_Extracted information_:
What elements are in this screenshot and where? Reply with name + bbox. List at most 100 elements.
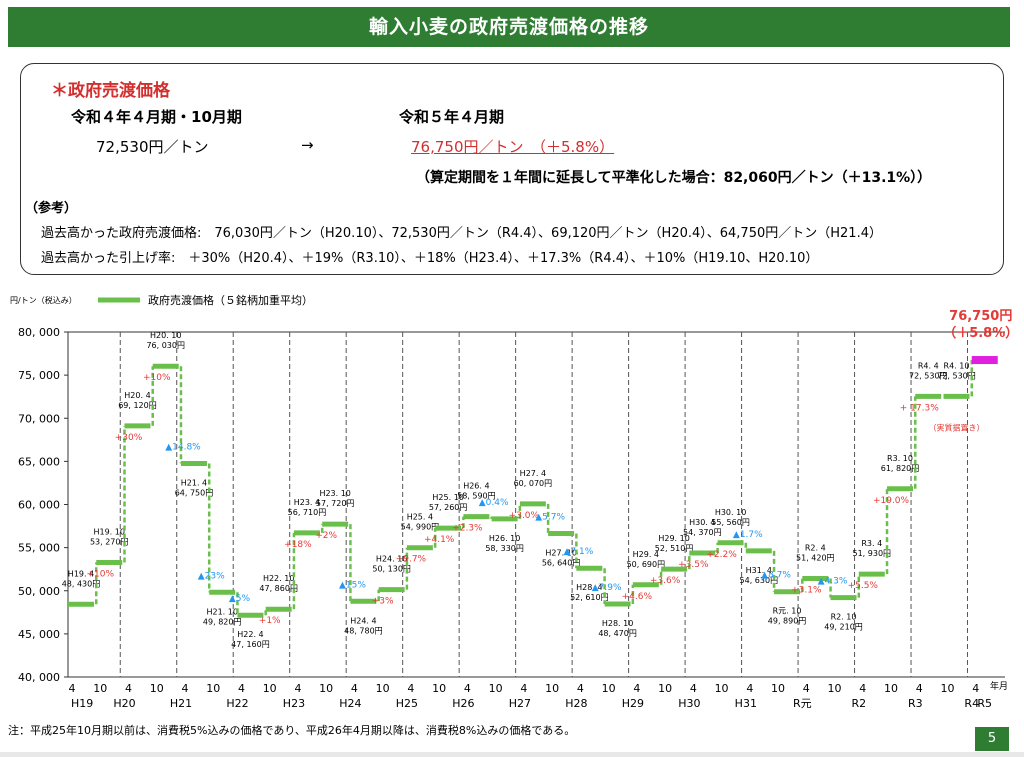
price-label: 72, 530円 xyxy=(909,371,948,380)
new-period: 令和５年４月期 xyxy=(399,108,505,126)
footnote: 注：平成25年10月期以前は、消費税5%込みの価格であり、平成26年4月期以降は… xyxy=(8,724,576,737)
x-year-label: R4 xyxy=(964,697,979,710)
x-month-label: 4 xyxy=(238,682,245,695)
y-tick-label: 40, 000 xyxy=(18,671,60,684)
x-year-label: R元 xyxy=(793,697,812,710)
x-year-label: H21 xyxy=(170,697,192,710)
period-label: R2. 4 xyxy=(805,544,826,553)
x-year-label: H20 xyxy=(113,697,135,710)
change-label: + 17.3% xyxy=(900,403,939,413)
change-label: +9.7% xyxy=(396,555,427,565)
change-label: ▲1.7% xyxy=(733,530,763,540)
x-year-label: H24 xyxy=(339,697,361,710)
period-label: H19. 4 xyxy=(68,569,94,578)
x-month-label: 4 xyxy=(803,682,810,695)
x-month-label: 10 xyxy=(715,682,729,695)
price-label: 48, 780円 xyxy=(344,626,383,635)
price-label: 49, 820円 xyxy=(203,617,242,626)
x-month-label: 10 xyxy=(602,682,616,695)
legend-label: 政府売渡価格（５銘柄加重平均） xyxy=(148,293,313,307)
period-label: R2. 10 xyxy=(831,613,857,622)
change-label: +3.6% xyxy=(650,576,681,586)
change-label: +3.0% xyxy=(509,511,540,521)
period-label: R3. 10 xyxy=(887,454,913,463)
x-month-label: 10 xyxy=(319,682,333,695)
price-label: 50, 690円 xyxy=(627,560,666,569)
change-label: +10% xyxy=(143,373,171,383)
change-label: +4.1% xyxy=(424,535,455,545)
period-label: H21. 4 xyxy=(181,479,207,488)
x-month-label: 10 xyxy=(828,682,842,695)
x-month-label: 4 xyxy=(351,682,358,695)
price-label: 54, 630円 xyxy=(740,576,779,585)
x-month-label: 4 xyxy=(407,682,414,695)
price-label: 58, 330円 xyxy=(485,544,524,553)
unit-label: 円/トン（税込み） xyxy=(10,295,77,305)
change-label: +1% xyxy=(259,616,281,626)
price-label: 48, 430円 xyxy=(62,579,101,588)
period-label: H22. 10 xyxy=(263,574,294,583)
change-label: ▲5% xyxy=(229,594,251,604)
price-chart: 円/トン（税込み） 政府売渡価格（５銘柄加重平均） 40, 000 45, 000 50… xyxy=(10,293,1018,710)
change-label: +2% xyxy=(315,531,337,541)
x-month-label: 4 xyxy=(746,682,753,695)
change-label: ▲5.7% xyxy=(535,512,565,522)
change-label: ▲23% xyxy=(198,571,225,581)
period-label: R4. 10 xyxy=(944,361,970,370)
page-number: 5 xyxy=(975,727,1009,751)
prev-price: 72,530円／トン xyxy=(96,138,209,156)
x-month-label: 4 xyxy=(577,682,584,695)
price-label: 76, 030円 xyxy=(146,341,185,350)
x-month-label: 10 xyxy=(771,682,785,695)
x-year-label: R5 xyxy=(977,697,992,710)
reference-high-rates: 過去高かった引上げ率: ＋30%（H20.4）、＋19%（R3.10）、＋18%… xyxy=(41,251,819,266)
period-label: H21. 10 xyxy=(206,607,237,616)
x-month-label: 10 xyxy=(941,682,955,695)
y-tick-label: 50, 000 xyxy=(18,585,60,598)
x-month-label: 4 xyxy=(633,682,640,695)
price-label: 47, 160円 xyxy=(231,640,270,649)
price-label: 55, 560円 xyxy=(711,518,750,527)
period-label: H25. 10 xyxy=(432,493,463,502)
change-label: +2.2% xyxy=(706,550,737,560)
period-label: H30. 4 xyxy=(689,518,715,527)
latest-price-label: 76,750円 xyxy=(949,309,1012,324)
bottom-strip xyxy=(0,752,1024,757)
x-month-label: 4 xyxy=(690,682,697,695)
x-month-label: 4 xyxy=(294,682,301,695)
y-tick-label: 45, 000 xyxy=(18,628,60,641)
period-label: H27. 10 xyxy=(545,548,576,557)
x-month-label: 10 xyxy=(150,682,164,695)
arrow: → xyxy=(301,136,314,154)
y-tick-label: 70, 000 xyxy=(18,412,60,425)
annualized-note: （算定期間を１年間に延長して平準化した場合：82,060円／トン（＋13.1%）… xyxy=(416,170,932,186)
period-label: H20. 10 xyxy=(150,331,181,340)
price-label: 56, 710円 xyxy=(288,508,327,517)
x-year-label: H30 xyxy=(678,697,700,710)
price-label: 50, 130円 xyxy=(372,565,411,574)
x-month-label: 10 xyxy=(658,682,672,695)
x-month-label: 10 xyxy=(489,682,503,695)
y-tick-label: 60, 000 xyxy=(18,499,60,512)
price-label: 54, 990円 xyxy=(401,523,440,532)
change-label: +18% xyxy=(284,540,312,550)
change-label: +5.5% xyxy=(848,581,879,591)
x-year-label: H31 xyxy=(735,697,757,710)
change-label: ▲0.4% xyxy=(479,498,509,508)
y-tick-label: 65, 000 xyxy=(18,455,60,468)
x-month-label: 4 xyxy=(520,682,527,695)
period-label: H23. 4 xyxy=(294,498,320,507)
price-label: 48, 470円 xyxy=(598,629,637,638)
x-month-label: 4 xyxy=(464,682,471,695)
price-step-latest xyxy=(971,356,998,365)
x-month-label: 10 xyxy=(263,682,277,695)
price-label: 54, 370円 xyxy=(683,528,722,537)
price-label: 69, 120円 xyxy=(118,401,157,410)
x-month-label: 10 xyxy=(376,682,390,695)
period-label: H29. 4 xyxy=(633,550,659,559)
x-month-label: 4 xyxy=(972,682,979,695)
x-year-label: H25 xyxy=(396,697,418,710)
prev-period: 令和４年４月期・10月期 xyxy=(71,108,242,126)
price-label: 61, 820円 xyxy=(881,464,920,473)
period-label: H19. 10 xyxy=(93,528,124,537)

* * *

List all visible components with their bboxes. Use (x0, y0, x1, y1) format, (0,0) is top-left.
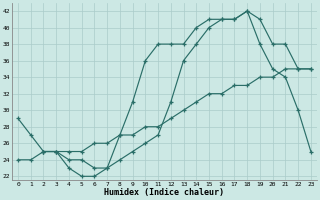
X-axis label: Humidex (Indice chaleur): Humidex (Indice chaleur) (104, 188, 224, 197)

_Problem description_: Rewrite everything from the line containing "What elements are" down to the line containing "change-label: + 17.3% xyxy=(900,403,939,413)", changing "x-year-label" to "x-axis-year" and leaving all else as it is. Leave the pictures out.

_The completed task_:
What elements are in this screenshot and where? Reply with name + bbox. List at most 100 elements.
price-label: 72, 530円 xyxy=(909,371,948,380)
new-period: 令和５年４月期 xyxy=(399,108,505,126)
footnote: 注：平成25年10月期以前は、消費税5%込みの価格であり、平成26年4月期以降は… xyxy=(8,724,576,737)
x-axis-year: R4 xyxy=(964,697,979,710)
x-month-label: 4 xyxy=(238,682,245,695)
y-tick-label: 40, 000 xyxy=(18,671,60,684)
x-axis-year: R元 xyxy=(793,697,812,710)
x-axis-year: H21 xyxy=(170,697,192,710)
period-label: R2. 4 xyxy=(805,544,826,553)
x-axis-year: H20 xyxy=(113,697,135,710)
change-label: + 17.3% xyxy=(900,403,939,413)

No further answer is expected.